+++ Data for this task +++

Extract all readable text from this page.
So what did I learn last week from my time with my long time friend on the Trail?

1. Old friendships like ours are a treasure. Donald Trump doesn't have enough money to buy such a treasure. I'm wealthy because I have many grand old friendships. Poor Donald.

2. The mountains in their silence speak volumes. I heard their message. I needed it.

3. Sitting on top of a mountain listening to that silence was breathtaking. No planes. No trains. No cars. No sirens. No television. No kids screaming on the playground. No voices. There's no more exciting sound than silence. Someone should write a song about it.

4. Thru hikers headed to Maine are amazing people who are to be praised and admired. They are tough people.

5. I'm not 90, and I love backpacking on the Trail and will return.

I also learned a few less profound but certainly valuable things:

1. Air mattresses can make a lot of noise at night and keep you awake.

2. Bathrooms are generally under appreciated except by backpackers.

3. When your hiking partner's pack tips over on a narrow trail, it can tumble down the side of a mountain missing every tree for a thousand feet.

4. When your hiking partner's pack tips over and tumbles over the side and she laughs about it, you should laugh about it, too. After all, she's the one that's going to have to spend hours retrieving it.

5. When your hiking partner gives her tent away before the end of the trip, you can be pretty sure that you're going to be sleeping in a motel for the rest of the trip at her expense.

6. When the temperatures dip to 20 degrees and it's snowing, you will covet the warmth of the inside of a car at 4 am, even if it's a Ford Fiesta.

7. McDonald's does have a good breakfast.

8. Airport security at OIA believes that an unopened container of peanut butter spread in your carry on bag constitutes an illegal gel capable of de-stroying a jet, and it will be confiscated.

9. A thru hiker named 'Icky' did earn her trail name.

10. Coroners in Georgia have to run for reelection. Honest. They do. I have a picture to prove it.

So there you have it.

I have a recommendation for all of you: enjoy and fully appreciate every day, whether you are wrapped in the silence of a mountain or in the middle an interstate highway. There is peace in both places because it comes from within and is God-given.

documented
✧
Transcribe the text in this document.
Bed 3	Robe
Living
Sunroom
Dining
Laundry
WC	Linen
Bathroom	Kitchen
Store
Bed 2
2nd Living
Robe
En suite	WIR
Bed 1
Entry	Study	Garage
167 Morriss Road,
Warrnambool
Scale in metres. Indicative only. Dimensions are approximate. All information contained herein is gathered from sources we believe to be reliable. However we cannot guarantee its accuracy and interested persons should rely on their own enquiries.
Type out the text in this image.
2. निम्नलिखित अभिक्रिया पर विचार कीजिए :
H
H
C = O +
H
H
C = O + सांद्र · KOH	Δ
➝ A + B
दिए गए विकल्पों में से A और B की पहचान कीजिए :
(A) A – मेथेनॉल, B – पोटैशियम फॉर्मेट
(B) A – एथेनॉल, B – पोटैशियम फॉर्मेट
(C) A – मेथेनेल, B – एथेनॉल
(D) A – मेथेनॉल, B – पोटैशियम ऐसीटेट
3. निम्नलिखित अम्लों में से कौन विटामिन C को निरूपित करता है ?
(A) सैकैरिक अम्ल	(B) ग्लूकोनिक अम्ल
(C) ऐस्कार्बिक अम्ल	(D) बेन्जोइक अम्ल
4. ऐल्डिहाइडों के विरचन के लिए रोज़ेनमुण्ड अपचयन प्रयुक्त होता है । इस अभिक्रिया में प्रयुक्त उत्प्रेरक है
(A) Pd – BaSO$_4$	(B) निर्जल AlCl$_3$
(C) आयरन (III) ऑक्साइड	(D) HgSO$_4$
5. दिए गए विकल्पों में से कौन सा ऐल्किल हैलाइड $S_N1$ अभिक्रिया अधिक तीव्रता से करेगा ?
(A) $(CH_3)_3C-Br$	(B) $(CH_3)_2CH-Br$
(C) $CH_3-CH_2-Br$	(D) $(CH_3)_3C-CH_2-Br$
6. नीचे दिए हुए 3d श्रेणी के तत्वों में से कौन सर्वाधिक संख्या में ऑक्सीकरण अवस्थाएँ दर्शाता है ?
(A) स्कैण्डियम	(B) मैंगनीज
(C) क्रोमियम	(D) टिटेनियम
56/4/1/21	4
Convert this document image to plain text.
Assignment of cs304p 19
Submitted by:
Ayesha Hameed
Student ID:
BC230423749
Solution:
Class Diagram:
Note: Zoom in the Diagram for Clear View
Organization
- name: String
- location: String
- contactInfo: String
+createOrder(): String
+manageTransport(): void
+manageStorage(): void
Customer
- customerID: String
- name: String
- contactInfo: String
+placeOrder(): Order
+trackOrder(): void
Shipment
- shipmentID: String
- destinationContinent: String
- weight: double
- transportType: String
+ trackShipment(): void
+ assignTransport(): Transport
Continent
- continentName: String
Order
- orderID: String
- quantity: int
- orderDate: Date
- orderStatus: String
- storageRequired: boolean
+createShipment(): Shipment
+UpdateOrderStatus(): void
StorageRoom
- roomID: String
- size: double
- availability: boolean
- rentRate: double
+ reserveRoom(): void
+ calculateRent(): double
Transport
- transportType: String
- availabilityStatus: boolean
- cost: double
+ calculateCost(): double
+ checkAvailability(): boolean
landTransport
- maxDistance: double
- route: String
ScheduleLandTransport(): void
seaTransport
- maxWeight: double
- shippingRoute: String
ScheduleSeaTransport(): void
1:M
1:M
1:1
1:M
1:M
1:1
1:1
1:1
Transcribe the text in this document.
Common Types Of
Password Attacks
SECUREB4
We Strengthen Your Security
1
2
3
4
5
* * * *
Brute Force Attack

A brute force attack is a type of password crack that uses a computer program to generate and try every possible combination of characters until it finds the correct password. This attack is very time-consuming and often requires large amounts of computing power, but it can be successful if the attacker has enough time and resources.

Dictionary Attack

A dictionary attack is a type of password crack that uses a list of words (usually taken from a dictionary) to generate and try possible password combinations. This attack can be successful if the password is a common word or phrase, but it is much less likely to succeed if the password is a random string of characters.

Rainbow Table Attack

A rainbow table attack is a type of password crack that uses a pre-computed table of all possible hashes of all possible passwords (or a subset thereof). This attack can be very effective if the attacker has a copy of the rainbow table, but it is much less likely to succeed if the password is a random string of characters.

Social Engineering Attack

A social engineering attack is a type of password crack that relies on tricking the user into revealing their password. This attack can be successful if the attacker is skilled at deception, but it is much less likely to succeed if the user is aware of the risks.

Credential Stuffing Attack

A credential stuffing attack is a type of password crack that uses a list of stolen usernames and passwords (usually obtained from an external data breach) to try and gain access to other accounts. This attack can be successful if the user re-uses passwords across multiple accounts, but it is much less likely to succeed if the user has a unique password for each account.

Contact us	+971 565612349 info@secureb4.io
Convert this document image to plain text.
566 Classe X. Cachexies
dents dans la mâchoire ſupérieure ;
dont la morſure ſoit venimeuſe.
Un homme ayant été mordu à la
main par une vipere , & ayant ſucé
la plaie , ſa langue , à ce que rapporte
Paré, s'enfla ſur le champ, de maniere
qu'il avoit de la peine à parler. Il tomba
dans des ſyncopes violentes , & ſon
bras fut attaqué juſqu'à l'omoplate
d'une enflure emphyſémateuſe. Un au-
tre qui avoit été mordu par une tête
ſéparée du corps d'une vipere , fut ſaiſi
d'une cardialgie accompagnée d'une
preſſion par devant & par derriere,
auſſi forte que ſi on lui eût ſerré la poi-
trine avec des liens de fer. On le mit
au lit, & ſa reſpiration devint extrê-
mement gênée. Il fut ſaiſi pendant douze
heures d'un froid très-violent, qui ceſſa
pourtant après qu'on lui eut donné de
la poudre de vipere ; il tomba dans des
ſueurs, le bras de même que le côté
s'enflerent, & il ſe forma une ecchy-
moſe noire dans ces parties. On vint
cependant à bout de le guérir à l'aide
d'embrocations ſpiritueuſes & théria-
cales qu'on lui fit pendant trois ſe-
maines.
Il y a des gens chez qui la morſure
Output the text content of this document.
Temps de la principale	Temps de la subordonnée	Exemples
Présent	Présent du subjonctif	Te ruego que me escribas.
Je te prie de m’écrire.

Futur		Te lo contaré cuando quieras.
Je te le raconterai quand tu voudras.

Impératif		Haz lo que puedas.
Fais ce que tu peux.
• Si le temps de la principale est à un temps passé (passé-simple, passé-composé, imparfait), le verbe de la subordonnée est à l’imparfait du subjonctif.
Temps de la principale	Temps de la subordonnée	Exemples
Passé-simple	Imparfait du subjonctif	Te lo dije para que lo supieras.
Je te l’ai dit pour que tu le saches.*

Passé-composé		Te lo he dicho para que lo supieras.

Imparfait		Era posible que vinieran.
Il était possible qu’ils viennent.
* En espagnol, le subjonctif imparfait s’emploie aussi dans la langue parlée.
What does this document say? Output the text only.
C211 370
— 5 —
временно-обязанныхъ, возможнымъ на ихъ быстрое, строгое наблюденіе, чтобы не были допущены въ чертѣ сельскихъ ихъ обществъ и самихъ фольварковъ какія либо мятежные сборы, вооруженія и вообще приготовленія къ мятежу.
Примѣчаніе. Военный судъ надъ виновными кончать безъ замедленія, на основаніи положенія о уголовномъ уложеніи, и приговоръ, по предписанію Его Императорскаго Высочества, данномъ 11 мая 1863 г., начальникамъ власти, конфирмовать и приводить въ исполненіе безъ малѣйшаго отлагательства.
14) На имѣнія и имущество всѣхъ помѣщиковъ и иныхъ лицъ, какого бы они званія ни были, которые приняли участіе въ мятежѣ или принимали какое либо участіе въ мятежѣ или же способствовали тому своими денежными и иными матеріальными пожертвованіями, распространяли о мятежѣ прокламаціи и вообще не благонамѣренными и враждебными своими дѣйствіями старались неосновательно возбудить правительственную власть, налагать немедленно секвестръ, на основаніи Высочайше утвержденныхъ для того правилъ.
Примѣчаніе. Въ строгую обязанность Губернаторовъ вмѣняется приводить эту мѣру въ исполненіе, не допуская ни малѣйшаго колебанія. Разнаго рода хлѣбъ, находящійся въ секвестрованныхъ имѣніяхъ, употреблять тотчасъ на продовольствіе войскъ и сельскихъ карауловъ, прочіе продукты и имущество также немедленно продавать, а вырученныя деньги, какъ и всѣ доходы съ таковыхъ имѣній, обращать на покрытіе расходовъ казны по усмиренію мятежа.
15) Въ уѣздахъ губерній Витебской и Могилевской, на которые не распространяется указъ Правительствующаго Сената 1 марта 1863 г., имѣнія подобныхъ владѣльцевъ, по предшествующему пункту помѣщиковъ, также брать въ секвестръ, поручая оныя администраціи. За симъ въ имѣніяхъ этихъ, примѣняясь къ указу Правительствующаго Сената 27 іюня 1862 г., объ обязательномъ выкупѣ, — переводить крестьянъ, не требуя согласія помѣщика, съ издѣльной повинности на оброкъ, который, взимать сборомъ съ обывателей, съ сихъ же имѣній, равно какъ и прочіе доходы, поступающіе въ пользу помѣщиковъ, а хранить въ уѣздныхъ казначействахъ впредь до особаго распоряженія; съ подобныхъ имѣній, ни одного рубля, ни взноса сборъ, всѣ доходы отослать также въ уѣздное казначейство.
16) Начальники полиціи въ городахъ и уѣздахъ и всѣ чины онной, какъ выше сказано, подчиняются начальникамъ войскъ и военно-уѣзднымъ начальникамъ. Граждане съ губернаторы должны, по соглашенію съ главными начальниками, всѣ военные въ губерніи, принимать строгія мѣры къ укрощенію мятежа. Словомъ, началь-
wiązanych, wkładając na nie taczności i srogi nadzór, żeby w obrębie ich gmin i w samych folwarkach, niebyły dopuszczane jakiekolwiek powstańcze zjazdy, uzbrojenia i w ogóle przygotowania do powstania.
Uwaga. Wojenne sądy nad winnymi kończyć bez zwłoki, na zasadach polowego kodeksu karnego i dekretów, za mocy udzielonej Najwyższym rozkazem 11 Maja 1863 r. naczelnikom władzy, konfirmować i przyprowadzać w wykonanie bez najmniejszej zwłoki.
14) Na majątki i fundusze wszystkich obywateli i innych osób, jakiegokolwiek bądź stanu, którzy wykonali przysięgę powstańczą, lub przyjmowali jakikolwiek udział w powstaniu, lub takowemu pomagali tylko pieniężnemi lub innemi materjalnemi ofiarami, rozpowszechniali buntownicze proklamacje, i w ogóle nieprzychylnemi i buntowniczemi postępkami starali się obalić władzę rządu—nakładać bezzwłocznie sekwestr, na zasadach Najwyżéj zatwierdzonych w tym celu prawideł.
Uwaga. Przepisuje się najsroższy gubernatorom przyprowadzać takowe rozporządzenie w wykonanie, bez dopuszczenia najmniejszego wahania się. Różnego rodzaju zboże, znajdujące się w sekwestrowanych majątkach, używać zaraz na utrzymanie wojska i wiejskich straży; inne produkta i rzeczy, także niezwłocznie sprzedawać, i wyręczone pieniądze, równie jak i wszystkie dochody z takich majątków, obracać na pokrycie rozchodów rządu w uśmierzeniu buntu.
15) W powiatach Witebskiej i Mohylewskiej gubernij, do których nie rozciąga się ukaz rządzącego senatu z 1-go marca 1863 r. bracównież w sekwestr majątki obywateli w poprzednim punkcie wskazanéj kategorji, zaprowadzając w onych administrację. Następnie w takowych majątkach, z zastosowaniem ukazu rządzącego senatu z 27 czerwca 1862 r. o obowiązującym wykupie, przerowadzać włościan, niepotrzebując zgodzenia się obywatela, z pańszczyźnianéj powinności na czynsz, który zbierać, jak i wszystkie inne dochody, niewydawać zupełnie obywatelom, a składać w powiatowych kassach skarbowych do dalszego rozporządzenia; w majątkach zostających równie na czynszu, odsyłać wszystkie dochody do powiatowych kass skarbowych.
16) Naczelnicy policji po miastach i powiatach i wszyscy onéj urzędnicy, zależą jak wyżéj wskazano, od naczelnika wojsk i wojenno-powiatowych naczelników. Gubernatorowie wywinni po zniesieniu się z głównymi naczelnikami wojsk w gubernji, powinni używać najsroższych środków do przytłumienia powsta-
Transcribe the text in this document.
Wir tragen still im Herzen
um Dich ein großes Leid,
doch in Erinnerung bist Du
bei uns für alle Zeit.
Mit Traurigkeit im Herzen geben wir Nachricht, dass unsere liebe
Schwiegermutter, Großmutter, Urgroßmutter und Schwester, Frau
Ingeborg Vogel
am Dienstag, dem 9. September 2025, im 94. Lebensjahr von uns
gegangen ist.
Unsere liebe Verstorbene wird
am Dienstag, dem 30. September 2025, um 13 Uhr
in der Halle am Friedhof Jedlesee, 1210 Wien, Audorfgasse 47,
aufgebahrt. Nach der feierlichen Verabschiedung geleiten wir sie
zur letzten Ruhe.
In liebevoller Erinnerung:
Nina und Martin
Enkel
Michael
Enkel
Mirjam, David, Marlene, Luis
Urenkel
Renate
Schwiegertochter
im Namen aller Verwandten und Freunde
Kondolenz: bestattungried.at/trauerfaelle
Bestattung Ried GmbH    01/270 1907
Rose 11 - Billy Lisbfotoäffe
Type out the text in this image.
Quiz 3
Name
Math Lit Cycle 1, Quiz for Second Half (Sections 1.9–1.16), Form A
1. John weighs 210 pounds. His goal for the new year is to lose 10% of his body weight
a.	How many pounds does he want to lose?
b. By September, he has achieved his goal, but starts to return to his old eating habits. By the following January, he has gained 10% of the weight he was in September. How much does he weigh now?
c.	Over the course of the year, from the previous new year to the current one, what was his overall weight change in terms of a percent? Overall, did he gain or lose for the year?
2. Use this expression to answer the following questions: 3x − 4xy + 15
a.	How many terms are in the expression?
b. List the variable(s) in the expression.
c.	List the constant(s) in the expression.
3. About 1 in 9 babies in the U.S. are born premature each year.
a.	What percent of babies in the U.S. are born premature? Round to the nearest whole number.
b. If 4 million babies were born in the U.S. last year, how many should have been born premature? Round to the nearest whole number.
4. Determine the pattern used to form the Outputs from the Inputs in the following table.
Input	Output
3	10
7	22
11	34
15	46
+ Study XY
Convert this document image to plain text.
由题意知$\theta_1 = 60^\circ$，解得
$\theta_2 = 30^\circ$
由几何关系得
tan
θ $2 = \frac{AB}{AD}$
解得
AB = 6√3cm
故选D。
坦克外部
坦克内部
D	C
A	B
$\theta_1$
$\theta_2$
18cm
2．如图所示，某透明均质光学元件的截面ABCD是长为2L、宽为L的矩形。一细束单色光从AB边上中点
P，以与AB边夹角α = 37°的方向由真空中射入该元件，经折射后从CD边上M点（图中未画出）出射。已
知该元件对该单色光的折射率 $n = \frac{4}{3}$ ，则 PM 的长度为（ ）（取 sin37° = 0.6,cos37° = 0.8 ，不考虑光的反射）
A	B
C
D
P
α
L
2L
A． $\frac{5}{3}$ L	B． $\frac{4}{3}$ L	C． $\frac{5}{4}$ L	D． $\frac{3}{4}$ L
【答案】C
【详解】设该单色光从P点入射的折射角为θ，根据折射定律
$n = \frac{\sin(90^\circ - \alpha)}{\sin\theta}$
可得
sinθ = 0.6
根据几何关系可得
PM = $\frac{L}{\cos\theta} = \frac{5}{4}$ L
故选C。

+++

_Job_
Pick out each line that holds the string "Diagram".

_The result_
Class Diagram:
Note: Zoom in the Diagram for Clear View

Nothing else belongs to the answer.